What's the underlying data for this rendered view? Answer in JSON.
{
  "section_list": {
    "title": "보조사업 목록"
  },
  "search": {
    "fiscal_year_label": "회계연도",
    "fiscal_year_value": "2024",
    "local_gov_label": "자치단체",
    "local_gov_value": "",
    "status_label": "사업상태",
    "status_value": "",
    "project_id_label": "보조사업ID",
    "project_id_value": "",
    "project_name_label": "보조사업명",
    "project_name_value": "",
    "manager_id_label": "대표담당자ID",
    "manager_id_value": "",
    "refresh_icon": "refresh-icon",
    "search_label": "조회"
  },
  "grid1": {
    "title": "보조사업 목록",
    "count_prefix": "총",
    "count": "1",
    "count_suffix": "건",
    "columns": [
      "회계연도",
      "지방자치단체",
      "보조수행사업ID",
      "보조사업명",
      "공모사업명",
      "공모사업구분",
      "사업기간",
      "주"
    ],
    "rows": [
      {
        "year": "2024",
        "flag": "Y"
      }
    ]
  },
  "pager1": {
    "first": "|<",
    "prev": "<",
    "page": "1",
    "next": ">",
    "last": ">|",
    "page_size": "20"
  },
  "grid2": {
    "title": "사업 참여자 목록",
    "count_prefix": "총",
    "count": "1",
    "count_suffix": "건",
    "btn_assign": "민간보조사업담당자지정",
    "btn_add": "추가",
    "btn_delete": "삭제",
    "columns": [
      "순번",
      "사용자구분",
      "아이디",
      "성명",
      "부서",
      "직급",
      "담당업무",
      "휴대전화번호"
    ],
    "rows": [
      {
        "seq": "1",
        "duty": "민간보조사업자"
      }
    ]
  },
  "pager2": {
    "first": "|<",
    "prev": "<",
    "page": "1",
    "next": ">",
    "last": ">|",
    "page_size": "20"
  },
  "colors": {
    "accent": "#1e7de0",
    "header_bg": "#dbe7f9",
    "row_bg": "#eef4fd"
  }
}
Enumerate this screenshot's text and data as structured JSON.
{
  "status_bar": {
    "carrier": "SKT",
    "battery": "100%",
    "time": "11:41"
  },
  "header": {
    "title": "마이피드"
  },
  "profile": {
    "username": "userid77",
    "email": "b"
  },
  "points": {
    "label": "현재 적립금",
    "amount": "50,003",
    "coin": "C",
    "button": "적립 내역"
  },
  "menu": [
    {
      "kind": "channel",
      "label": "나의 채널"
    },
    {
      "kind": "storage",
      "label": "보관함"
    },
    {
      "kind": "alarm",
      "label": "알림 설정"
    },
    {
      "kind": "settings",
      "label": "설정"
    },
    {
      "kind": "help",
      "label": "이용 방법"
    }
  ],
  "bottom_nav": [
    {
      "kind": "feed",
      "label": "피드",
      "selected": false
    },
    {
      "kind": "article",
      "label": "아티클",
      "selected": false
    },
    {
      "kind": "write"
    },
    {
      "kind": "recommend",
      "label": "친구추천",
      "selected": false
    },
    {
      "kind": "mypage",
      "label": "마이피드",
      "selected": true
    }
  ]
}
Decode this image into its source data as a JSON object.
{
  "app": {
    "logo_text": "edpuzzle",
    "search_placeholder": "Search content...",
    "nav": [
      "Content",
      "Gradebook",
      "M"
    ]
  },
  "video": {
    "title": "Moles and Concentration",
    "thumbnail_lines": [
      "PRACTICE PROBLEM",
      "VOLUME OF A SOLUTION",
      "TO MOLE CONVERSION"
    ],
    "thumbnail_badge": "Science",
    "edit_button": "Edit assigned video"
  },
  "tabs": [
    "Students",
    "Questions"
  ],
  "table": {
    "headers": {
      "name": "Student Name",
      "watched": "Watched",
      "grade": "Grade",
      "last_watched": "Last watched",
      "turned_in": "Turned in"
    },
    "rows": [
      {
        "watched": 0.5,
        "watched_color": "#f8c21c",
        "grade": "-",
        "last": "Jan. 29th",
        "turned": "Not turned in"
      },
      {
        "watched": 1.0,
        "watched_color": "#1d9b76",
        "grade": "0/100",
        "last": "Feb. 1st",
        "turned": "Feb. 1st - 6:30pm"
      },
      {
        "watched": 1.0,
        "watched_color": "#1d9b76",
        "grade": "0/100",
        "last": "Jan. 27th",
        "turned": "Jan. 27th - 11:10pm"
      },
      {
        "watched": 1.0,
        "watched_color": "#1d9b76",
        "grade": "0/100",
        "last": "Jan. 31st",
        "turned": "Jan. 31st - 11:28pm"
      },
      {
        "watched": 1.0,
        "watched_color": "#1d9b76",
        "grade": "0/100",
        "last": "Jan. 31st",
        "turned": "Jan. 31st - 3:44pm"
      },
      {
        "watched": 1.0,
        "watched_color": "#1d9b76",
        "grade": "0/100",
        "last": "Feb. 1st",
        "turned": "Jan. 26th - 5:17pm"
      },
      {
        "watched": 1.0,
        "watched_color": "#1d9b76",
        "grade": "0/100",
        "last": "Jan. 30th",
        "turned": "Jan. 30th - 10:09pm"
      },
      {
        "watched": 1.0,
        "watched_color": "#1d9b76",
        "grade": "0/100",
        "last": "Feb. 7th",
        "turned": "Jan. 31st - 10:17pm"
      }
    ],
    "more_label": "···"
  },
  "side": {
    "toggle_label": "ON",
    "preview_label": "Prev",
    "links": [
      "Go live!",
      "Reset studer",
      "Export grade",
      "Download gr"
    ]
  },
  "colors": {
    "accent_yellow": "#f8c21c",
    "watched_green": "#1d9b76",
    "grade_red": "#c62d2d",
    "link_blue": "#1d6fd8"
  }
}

▶ WHAT THE TASK ASKS
Look through the entries and find each line that has the string "JSON". Copy those lines.

▶ ANSWER FOR THE TASK
What's the underlying data for this rendered view? Answer in JSON.
Enumerate this screenshot's text and data as structured JSON.
Decode this image into its source data as a JSON object.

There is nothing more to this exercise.